## Task to complete
Quote only the lines that start at the line with "Give me a plain-text" and run to the end of the entries; omit the pictures.

···

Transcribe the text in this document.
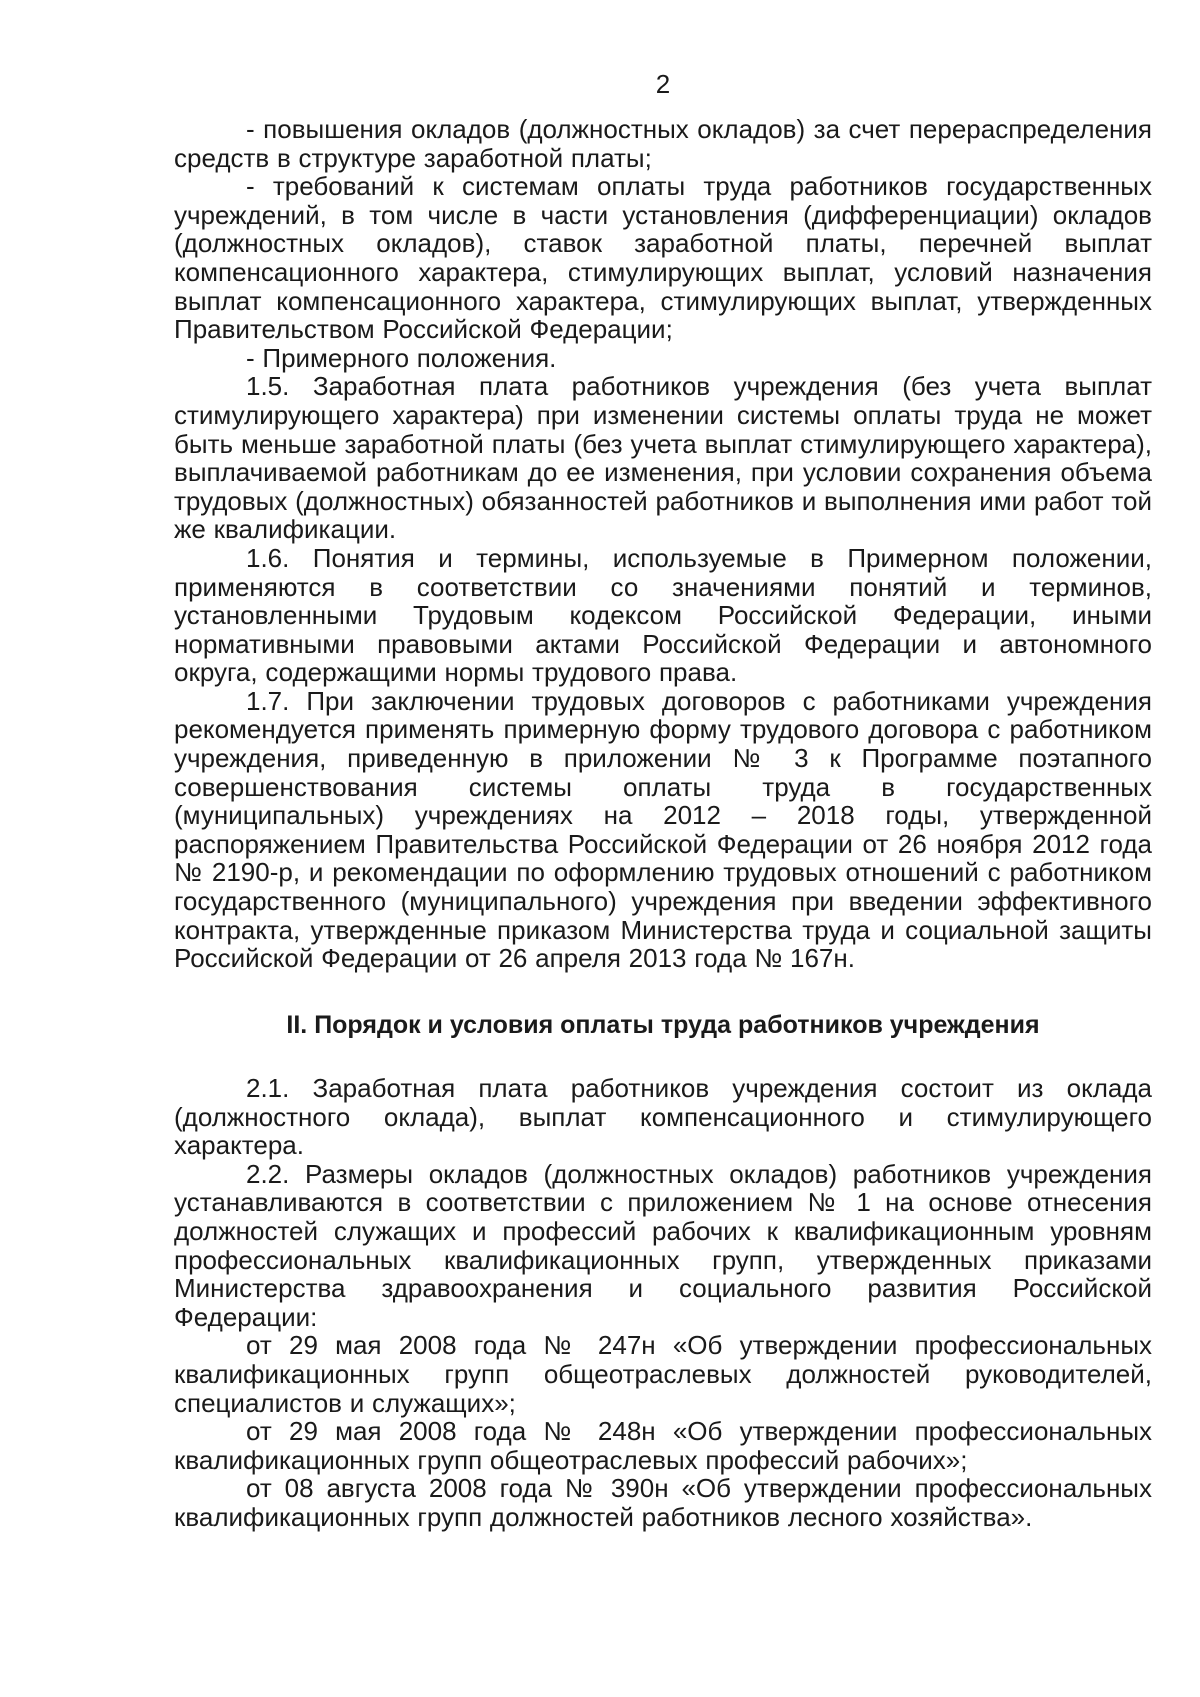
2

- повышения окладов (должностных окладов) за счет перераспределения средств в структуре заработной платы;

- требований к системам оплаты труда работников государственных учреждений, в том числе в части установления (дифференциации) окладов (должностных окладов), ставок заработной платы, перечней выплат компенсационного характера, стимулирующих выплат, условий назначения выплат компенсационного характера, стимулирующих выплат, утвержденных Правительством Российской Федерации;

- Примерного положения.

1.5. Заработная плата работников учреждения (без учета выплат стимулирующего характера) при изменении системы оплаты труда не может быть меньше заработной платы (без учета выплат стимулирующего характера), выплачиваемой работникам до ее изменения, при условии сохранения объема трудовых (должностных) обязанностей работников и выполнения ими работ той же квалификации.

1.6. Понятия и термины, используемые в Примерном положении, применяются в соответствии со значениями понятий и терминов, установленными Трудовым кодексом Российской Федерации, иными нормативными правовыми актами Российской Федерации и автономного округа, содержащими нормы трудового права.

1.7. При заключении трудовых договоров с работниками учреждения рекомендуется применять примерную форму трудового договора с работником учреждения, приведенную в приложении № 3 к Программе поэтапного совершенствования системы оплаты труда в государственных (муниципальных) учреждениях на 2012 – 2018 годы, утвержденной распоряжением Правительства Российской Федерации от 26 ноября 2012 года № 2190-р, и рекомендации по оформлению трудовых отношений с работником государственного (муниципального) учреждения при введении эффективного контракта, утвержденные приказом Министерства труда и социальной защиты Российской Федерации от 26 апреля 2013 года № 167н.

II. Порядок и условия оплаты труда работников учреждения

2.1. Заработная плата работников учреждения состоит из оклада (должностного оклада), выплат компенсационного и стимулирующего характера.

2.2. Размеры окладов (должностных окладов) работников учреждения устанавливаются в соответствии с приложением № 1 на основе отнесения должностей служащих и профессий рабочих к квалификационным уровням профессиональных квалификационных групп, утвержденных приказами Министерства здравоохранения и социального развития Российской Федерации:

от 29 мая 2008 года № 247н «Об утверждении профессиональных квалификационных групп общеотраслевых должностей руководителей, специалистов и служащих»;

от 29 мая 2008 года № 248н «Об утверждении профессиональных квалификационных групп общеотраслевых профессий рабочих»;

от 08 августа 2008 года № 390н «Об утверждении профессиональных квалификационных групп должностей работников лесного хозяйства».
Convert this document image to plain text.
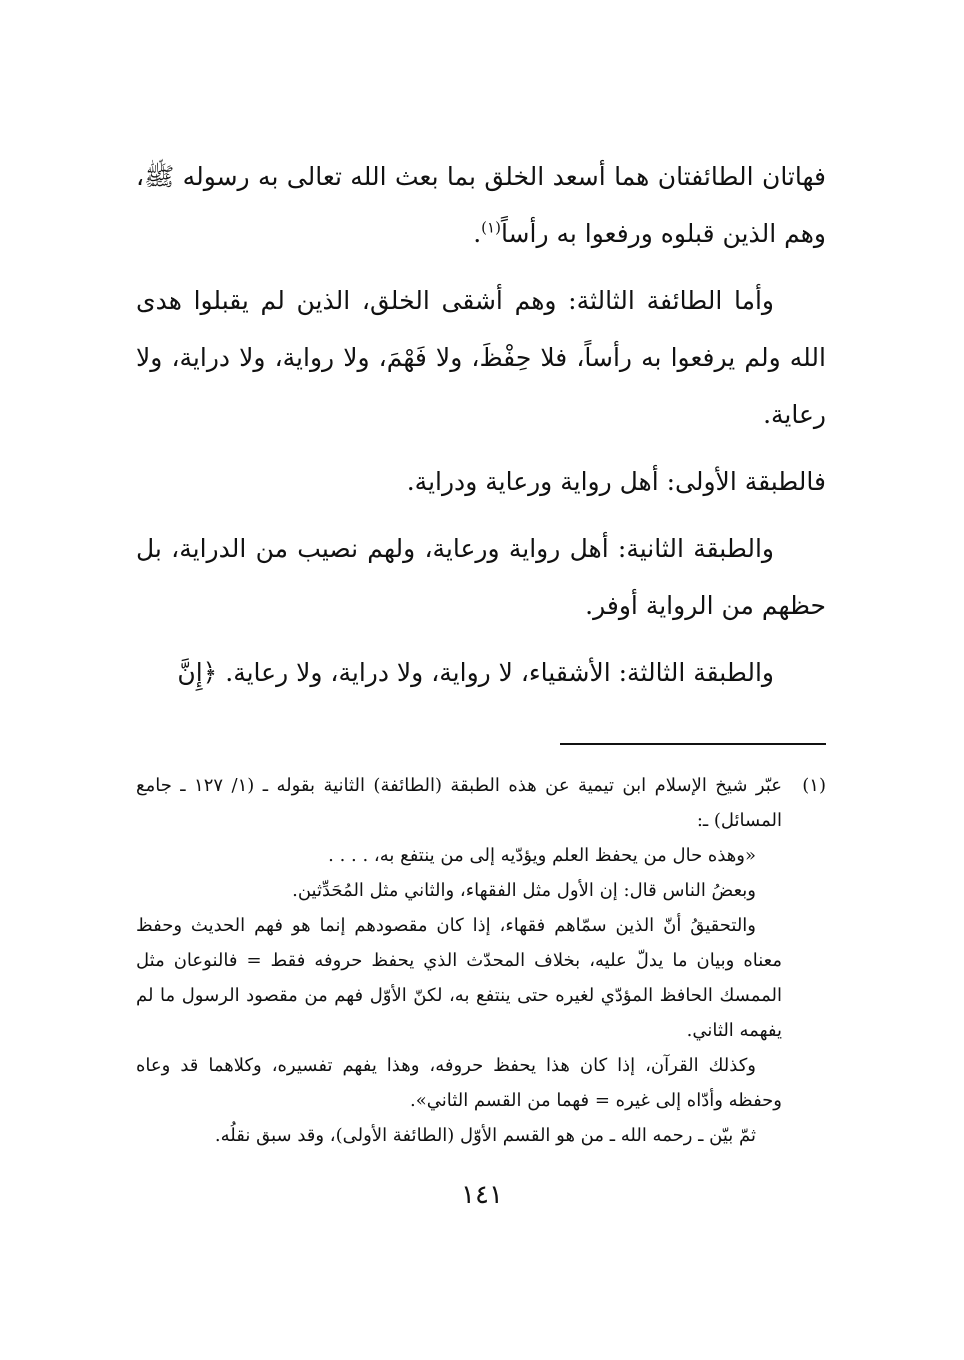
فهاتان الطائفتان هما أسعد الخلق بما بعث الله تعالى به رسوله ﷺ، وهم الذين قبلوه ورفعوا به رأساً$^{(١)}$.

وأما الطائفة الثالثة: وهم أشقى الخلق، الذين لم يقبلوا هدى الله ولم يرفعوا به رأساً، فلا حِفْظَ، ولا فَهْمَ، ولا رواية، ولا دراية، ولا رعاية.

فالطبقة الأولى: أهل رواية ورعاية ودراية.

والطبقة الثانية: أهل رواية ورعاية، ولهم نصيب من الدراية، بل حظهم من الرواية أوفر.

والطبقة الثالثة: الأشقياء، لا رواية، ولا دراية، ولا رعاية. ﴿إِنَّ

(١)

عبّر شيخ الإسلام ابن تيمية عن هذه الطبقة (الطائفة) الثانية بقوله ـ (١/ ١٢٧ ـ جامع المسائل) ـ:

«وهذه حال من يحفظ العلم ويؤدّيه إلى من ينتفع به، . . . .

وبعضُ الناس قال: إن الأول مثل الفقهاء، والثاني مثل المُحَدِّثين.

والتحقيقُ أنّ الذين سمّاهم فقهاء، إذا كان مقصودهم إنما هو فهم الحديث وحفظ معناه وبيان ما يدلّ عليه، بخلاف المحدّث الذي يحفظ حروفه فقط = فالنوعان مثل الممسك الحافظ المؤدّي لغيره حتى ينتفع به، لكنّ الأوّل فهم من مقصود الرسول ما لم يفهمه الثاني.

وكذلك القرآن، إذا كان هذا يحفظ حروفه، وهذا يفهم تفسيره، وكلاهما قد وعاه وحفظه وأدّاه إلى غيره = فهما من القسم الثاني».

ثمّ بيّن ـ رحمه الله ـ من هو القسم الأوّل (الطائفة الأولى)، وقد سبق نقلُه.

١٤١
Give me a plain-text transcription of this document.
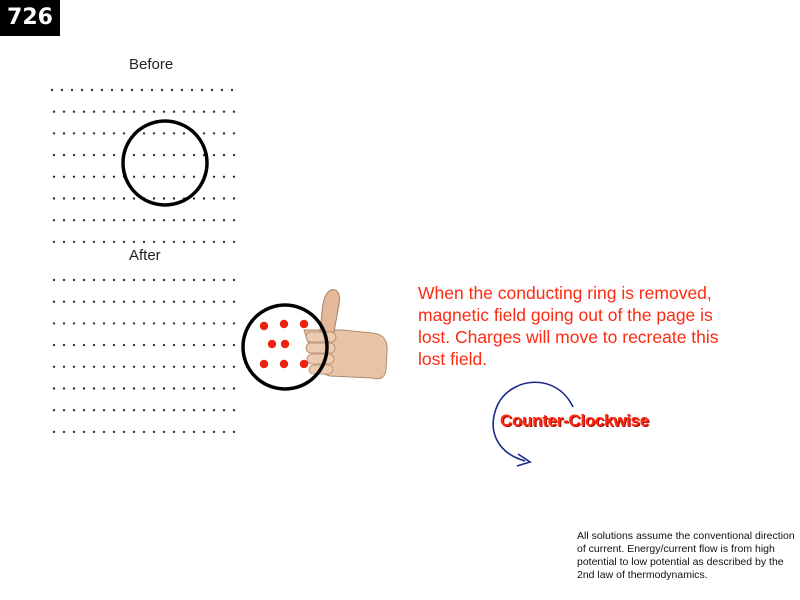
726
Before
After
When the conducting ring is removed, magnetic field going out of the page is lost. Charges will move to recreate this lost field.
Counter-Clockwise
All solutions assume the conventional direction of current. Energy/current flow is from high potential to low potential as described by the 2nd law of thermodynamics.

···

## Problem solution
Give me a plain-text transcription of this document.
726
Before
After
When the conducting ring is removed, magnetic field going out of the page is lost. Charges will move to recreate this lost field.
Counter-Clockwise
All solutions assume the conventional direction of current. Energy/current flow is from high potential to low potential as described by the 2nd law of thermodynamics.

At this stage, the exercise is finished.